**Data shown:**
########
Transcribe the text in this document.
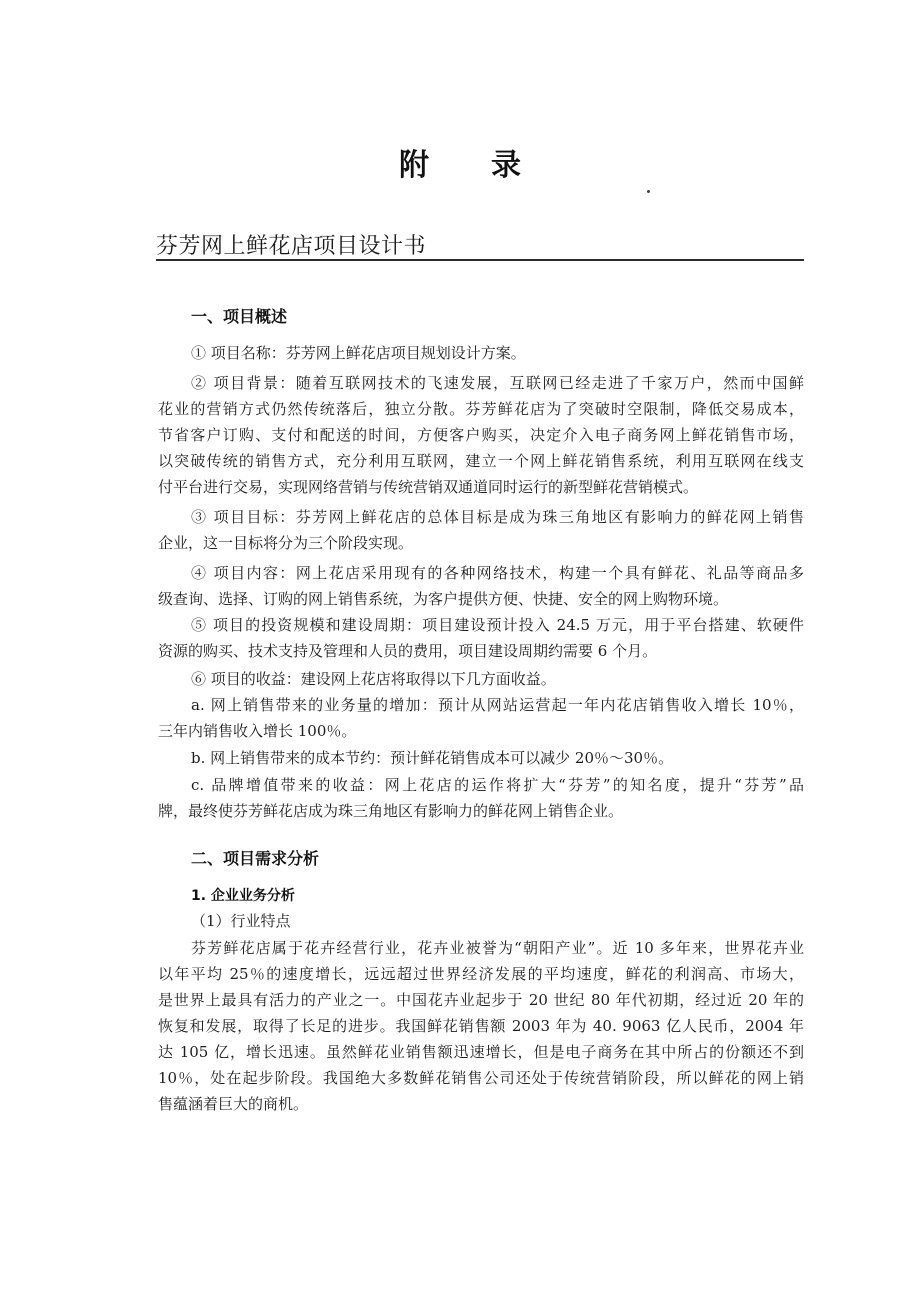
附录
芬芳网上鲜花店项目设计书
一、项目概述
① 项目名称：芬芳网上鲜花店项目规划设计方案。
② 项目背景：随着互联网技术的飞速发展，互联网已经走进了千家万户，然而中国鲜
花业的营销方式仍然传统落后，独立分散。芬芳鲜花店为了突破时空限制，降低交易成本，
节省客户订购、支付和配送的时间，方便客户购买，决定介入电子商务网上鲜花销售市场，
以突破传统的销售方式，充分利用互联网，建立一个网上鲜花销售系统，利用互联网在线支
付平台进行交易，实现网络营销与传统营销双通道同时运行的新型鲜花营销模式。
③ 项目目标：芬芳网上鲜花店的总体目标是成为珠三角地区有影响力的鲜花网上销售
企业，这一目标将分为三个阶段实现。
④ 项目内容：网上花店采用现有的各种网络技术，构建一个具有鲜花、礼品等商品多
级查询、选择、订购的网上销售系统，为客户提供方便、快捷、安全的网上购物环境。
⑤ 项目的投资规模和建设周期：项目建设预计投入 24.5 万元，用于平台搭建、软硬件
资源的购买、技术支持及管理和人员的费用，项目建设周期约需要 6 个月。
⑥ 项目的收益：建设网上花店将取得以下几方面收益。
a. 网上销售带来的业务量的增加：预计从网站运营起一年内花店销售收入增长 10％，
三年内销售收入增长 100％。
b. 网上销售带来的成本节约：预计鲜花销售成本可以减少 20％～30％。
c. 品牌增值带来的收益：网上花店的运作将扩大“芬芳”的知名度，提升“芬芳”品
牌，最终使芬芳鲜花店成为珠三角地区有影响力的鲜花网上销售企业。
二、项目需求分析
1. 企业业务分析
（1）行业特点
芬芳鲜花店属于花卉经营行业，花卉业被誉为“朝阳产业”。近 10 多年来，世界花卉业
以年平均 25％的速度增长，远远超过世界经济发展的平均速度，鲜花的利润高、市场大，
是世界上最具有活力的产业之一。中国花卉业起步于 20 世纪 80 年代初期，经过近 20 年的
恢复和发展，取得了长足的进步。我国鲜花销售额 2003 年为 40. 9063 亿人民币，2004 年
达 105 亿，增长迅速。虽然鲜花业销售额迅速增长，但是电子商务在其中所占的份额还不到
10％，处在起步阶段。我国绝大多数鲜花销售公司还处于传统营销阶段，所以鲜花的网上销
售蕴涵着巨大的商机。
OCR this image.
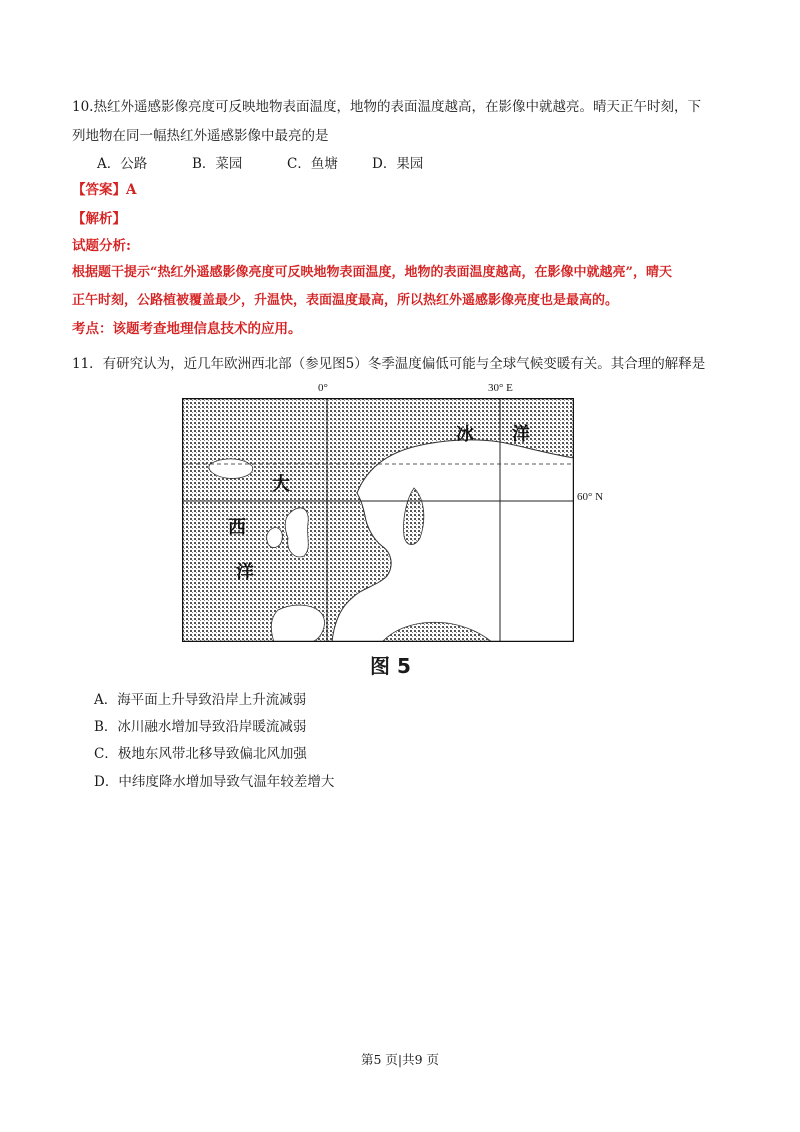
10.热红外遥感影像亮度可反映地物表面温度，地物的表面温度越高，在影像中就越亮。晴天正午时刻，下
列地物在同一幅热红外遥感影像中最亮的是
A．公路	B．菜园	C．鱼塘	D．果园
【答案】A
【解析】
试题分析:
根据题干提示“热红外遥感影像亮度可反映地物表面温度，地物的表面温度越高，在影像中就越亮”，晴天
正午时刻，公路植被覆盖最少，升温快，表面温度最高，所以热红外遥感影像亮度也是最高的。
考点：该题考查地理信息技术的应用。
11．有研究认为，近几年欧洲西北部（参见图5）冬季温度偏低可能与全球气候变暖有关。其合理的解释是
0°	30° E
60° N
大
西
洋
冰 洋
图 5
A．海平面上升导致沿岸上升流减弱
B．冰川融水增加导致沿岸暖流减弱
C．极地东风带北移导致偏北风加强
D．中纬度降水增加导致气温年较差增大
第5 页|共9 页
########
**Objective:**
Set every line down exactly as written, leaving each picture out.

**Solution below:**
Transcribe the text in this document.
附录
芬芳网上鲜花店项目设计书
一、项目概述
① 项目名称：芬芳网上鲜花店项目规划设计方案。
② 项目背景：随着互联网技术的飞速发展，互联网已经走进了千家万户，然而中国鲜
花业的营销方式仍然传统落后，独立分散。芬芳鲜花店为了突破时空限制，降低交易成本，
节省客户订购、支付和配送的时间，方便客户购买，决定介入电子商务网上鲜花销售市场，
以突破传统的销售方式，充分利用互联网，建立一个网上鲜花销售系统，利用互联网在线支
付平台进行交易，实现网络营销与传统营销双通道同时运行的新型鲜花营销模式。
③ 项目目标：芬芳网上鲜花店的总体目标是成为珠三角地区有影响力的鲜花网上销售
企业，这一目标将分为三个阶段实现。
④ 项目内容：网上花店采用现有的各种网络技术，构建一个具有鲜花、礼品等商品多
级查询、选择、订购的网上销售系统，为客户提供方便、快捷、安全的网上购物环境。
⑤ 项目的投资规模和建设周期：项目建设预计投入 24.5 万元，用于平台搭建、软硬件
资源的购买、技术支持及管理和人员的费用，项目建设周期约需要 6 个月。
⑥ 项目的收益：建设网上花店将取得以下几方面收益。
a. 网上销售带来的业务量的增加：预计从网站运营起一年内花店销售收入增长 10％，
三年内销售收入增长 100％。
b. 网上销售带来的成本节约：预计鲜花销售成本可以减少 20％～30％。
c. 品牌增值带来的收益：网上花店的运作将扩大“芬芳”的知名度，提升“芬芳”品
牌，最终使芬芳鲜花店成为珠三角地区有影响力的鲜花网上销售企业。
二、项目需求分析
1. 企业业务分析
（1）行业特点
芬芳鲜花店属于花卉经营行业，花卉业被誉为“朝阳产业”。近 10 多年来，世界花卉业
以年平均 25％的速度增长，远远超过世界经济发展的平均速度，鲜花的利润高、市场大，
是世界上最具有活力的产业之一。中国花卉业起步于 20 世纪 80 年代初期，经过近 20 年的
恢复和发展，取得了长足的进步。我国鲜花销售额 2003 年为 40. 9063 亿人民币，2004 年
达 105 亿，增长迅速。虽然鲜花业销售额迅速增长，但是电子商务在其中所占的份额还不到
10％，处在起步阶段。我国绝大多数鲜花销售公司还处于传统营销阶段，所以鲜花的网上销
售蕴涵着巨大的商机。
OCR this image.
10.热红外遥感影像亮度可反映地物表面温度，地物的表面温度越高，在影像中就越亮。晴天正午时刻，下
列地物在同一幅热红外遥感影像中最亮的是
A．公路	B．菜园	C．鱼塘	D．果园
【答案】A
【解析】
试题分析:
根据题干提示“热红外遥感影像亮度可反映地物表面温度，地物的表面温度越高，在影像中就越亮”，晴天
正午时刻，公路植被覆盖最少，升温快，表面温度最高，所以热红外遥感影像亮度也是最高的。
考点：该题考查地理信息技术的应用。
11．有研究认为，近几年欧洲西北部（参见图5）冬季温度偏低可能与全球气候变暖有关。其合理的解释是
0°	30° E
60° N
大
西
洋
冰 洋
图 5
A．海平面上升导致沿岸上升流减弱
B．冰川融水增加导致沿岸暖流减弱
C．极地东风带北移导致偏北风加强
D．中纬度降水增加导致气温年较差增大
第5 页|共9 页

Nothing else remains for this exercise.